[START]

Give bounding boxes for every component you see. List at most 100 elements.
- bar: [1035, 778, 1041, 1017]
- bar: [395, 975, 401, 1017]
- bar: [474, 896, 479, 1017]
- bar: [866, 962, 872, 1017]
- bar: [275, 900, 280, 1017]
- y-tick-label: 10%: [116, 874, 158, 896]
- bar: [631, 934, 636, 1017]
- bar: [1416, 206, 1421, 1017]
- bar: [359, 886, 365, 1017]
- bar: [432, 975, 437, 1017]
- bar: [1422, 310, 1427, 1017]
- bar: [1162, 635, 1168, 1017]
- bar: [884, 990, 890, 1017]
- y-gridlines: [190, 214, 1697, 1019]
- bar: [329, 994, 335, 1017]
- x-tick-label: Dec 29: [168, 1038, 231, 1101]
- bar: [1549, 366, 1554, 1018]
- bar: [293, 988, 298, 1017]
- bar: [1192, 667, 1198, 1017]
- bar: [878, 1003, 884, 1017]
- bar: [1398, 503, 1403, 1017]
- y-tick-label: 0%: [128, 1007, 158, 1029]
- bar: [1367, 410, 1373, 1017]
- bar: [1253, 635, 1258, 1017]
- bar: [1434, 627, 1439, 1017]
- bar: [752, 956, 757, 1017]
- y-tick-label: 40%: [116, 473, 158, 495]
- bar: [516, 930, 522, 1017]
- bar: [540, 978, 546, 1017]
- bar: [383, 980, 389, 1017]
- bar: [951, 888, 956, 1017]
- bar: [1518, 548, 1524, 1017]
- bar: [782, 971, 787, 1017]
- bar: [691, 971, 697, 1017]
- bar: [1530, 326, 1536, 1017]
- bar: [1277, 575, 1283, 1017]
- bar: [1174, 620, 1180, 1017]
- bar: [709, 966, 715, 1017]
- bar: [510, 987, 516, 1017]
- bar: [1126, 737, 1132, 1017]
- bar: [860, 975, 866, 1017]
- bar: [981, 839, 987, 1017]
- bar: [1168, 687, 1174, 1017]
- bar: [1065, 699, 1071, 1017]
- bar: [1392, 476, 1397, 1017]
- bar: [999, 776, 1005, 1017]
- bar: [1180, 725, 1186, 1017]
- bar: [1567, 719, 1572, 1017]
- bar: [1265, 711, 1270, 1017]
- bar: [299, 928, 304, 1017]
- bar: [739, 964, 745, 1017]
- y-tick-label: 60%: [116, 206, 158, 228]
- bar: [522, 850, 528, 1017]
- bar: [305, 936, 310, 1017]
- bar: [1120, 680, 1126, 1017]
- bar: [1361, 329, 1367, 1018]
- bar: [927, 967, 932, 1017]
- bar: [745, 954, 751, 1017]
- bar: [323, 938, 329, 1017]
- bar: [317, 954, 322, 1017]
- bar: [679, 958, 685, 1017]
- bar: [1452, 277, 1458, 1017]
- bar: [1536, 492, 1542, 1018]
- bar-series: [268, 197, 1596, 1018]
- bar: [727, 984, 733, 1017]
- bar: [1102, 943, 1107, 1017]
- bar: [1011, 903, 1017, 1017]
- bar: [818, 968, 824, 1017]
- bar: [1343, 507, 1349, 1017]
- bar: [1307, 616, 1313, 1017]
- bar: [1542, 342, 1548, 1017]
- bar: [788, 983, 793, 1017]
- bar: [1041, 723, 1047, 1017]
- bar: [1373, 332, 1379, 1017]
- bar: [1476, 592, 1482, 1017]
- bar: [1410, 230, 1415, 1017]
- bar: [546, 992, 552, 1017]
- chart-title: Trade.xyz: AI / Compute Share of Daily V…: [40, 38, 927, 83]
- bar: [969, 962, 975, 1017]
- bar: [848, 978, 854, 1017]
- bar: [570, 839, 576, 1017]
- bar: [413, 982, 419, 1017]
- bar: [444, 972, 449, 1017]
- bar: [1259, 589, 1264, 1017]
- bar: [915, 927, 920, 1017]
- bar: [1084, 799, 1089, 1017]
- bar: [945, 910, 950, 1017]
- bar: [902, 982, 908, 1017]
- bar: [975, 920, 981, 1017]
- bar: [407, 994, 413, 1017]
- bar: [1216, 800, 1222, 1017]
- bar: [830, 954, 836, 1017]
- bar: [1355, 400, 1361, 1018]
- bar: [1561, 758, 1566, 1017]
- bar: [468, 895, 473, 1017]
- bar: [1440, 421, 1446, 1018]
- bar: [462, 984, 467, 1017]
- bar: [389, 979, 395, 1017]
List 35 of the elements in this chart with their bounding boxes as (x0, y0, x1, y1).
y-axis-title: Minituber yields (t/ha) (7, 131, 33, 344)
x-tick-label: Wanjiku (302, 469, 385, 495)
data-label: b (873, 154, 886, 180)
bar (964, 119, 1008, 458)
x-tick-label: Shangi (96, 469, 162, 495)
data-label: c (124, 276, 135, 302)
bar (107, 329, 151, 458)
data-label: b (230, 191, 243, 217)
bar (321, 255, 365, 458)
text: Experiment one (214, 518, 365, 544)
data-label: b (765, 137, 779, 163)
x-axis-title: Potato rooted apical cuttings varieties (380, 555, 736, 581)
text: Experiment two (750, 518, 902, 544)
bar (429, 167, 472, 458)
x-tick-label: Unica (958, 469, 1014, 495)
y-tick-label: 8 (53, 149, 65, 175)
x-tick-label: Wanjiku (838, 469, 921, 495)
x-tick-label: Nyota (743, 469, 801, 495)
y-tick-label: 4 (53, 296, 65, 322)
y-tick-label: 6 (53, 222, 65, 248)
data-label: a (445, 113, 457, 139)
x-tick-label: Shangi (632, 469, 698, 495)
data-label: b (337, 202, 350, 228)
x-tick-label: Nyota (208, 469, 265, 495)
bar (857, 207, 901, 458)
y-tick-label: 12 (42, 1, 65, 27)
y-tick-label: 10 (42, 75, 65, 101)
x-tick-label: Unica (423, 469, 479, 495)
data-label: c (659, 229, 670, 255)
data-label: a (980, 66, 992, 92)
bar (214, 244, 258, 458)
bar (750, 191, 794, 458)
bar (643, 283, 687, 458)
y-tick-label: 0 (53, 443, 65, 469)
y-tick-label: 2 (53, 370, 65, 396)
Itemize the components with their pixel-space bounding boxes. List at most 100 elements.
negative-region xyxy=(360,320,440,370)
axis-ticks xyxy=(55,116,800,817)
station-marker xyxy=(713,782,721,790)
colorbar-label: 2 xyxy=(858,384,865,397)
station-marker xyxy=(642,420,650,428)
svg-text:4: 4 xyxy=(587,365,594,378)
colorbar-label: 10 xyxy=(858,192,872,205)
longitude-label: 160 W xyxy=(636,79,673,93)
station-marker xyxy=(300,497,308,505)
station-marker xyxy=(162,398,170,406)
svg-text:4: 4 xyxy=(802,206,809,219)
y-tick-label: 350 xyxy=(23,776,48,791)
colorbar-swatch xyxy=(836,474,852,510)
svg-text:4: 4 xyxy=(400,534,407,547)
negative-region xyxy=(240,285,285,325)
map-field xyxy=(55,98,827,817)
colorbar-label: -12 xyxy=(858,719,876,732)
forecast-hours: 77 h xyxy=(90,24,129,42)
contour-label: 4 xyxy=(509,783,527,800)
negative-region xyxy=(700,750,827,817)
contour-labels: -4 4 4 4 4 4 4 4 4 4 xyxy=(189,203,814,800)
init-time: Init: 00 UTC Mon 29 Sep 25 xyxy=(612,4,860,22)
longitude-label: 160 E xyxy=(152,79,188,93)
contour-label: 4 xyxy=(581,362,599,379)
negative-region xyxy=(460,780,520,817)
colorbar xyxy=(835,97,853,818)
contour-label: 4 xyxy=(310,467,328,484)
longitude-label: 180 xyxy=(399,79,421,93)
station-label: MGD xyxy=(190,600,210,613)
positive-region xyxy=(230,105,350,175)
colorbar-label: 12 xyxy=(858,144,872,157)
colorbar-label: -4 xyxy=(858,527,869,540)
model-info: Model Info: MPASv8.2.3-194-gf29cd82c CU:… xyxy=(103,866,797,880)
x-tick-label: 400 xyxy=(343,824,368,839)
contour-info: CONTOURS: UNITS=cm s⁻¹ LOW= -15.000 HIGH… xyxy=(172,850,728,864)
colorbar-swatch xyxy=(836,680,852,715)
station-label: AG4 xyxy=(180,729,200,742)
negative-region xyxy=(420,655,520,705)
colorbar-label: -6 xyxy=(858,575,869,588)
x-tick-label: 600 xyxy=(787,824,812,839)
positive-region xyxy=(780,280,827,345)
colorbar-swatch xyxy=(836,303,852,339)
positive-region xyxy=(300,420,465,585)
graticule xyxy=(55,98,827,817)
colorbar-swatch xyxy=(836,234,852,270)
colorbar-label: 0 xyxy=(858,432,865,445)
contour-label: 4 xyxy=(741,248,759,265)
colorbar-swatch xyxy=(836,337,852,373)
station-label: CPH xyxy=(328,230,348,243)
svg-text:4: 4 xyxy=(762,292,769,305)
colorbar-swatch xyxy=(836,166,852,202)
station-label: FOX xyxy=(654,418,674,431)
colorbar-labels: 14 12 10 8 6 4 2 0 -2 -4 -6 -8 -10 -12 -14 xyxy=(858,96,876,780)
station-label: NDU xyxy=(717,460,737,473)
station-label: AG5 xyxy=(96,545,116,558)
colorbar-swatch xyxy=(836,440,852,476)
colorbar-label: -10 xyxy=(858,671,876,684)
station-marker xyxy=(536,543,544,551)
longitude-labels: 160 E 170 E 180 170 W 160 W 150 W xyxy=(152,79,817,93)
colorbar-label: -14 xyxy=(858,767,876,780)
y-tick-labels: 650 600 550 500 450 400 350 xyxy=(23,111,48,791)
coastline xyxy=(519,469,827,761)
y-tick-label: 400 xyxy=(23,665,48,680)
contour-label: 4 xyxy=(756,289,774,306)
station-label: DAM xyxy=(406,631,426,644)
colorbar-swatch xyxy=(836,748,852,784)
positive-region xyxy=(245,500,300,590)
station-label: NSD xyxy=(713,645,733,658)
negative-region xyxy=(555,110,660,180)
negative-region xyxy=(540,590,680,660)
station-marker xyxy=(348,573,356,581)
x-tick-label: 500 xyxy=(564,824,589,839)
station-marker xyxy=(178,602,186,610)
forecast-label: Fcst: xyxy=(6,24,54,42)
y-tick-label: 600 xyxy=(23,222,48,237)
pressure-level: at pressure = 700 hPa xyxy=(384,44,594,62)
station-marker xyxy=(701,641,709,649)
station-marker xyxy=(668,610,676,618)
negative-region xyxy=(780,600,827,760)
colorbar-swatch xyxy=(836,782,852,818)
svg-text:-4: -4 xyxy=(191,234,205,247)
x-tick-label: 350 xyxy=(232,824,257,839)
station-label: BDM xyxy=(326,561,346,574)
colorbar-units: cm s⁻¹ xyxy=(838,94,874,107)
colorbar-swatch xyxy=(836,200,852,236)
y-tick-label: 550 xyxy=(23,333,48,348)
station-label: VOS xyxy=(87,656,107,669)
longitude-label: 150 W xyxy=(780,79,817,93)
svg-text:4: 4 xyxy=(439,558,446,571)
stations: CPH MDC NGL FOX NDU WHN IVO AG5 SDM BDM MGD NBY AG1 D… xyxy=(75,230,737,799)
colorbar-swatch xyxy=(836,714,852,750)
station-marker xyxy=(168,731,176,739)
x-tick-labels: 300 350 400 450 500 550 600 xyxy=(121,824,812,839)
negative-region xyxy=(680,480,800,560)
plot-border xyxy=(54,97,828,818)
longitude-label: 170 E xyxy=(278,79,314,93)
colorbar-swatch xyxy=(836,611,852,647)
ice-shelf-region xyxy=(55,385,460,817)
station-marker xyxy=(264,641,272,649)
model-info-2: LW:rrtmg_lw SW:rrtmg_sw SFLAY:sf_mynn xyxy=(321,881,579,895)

[END]

Instruction: Rewrite the lines from the start of the records through the line containing "- bar: [1373, 332, 1379, 1017]", swapping "component" for "object" and leaving everything else unchanged.

Solution to this exercise:
Give bounding boxes for every object you see. List at most 100 elements.
- bar: [1035, 778, 1041, 1017]
- bar: [395, 975, 401, 1017]
- bar: [474, 896, 479, 1017]
- bar: [866, 962, 872, 1017]
- bar: [275, 900, 280, 1017]
- y-tick-label: 10%: [116, 874, 158, 896]
- bar: [631, 934, 636, 1017]
- bar: [1416, 206, 1421, 1017]
- bar: [359, 886, 365, 1017]
- bar: [432, 975, 437, 1017]
- bar: [1422, 310, 1427, 1017]
- bar: [1162, 635, 1168, 1017]
- bar: [884, 990, 890, 1017]
- y-gridlines: [190, 214, 1697, 1019]
- bar: [329, 994, 335, 1017]
- x-tick-label: Dec 29: [168, 1038, 231, 1101]
- bar: [1549, 366, 1554, 1018]
- bar: [293, 988, 298, 1017]
- bar: [1192, 667, 1198, 1017]
- bar: [878, 1003, 884, 1017]
- bar: [1398, 503, 1403, 1017]
- y-tick-label: 0%: [128, 1007, 158, 1029]
- bar: [1367, 410, 1373, 1017]
- bar: [1253, 635, 1258, 1017]
- bar: [1434, 627, 1439, 1017]
- bar: [752, 956, 757, 1017]
- y-tick-label: 40%: [116, 473, 158, 495]
- bar: [516, 930, 522, 1017]
- bar: [540, 978, 546, 1017]
- bar: [383, 980, 389, 1017]
- bar: [951, 888, 956, 1017]
- bar: [1518, 548, 1524, 1017]
- bar: [782, 971, 787, 1017]
- bar: [691, 971, 697, 1017]
- bar: [1530, 326, 1536, 1017]
- bar: [1277, 575, 1283, 1017]
- bar: [1174, 620, 1180, 1017]
- bar: [709, 966, 715, 1017]
- bar: [510, 987, 516, 1017]
- bar: [1126, 737, 1132, 1017]
- bar: [860, 975, 866, 1017]
- bar: [981, 839, 987, 1017]
- bar: [1168, 687, 1174, 1017]
- bar: [1065, 699, 1071, 1017]
- bar: [1392, 476, 1397, 1017]
- bar: [999, 776, 1005, 1017]
- bar: [1180, 725, 1186, 1017]
- bar: [1567, 719, 1572, 1017]
- bar: [1265, 711, 1270, 1017]
- bar: [299, 928, 304, 1017]
- bar: [739, 964, 745, 1017]
- y-tick-label: 60%: [116, 206, 158, 228]
- bar: [522, 850, 528, 1017]
- bar: [305, 936, 310, 1017]
- bar: [1120, 680, 1126, 1017]
- bar: [1361, 329, 1367, 1018]
- bar: [927, 967, 932, 1017]
- bar: [745, 954, 751, 1017]
- bar: [323, 938, 329, 1017]
- bar: [317, 954, 322, 1017]
- bar: [679, 958, 685, 1017]
- bar: [1452, 277, 1458, 1017]
- bar: [1536, 492, 1542, 1018]
- bar-series: [268, 197, 1596, 1018]
- bar: [727, 984, 733, 1017]
- bar: [1102, 943, 1107, 1017]
- bar: [1011, 903, 1017, 1017]
- bar: [818, 968, 824, 1017]
- bar: [1343, 507, 1349, 1017]
- bar: [1307, 616, 1313, 1017]
- bar: [1542, 342, 1548, 1017]
- bar: [788, 983, 793, 1017]
- bar: [1041, 723, 1047, 1017]
- bar: [1373, 332, 1379, 1017]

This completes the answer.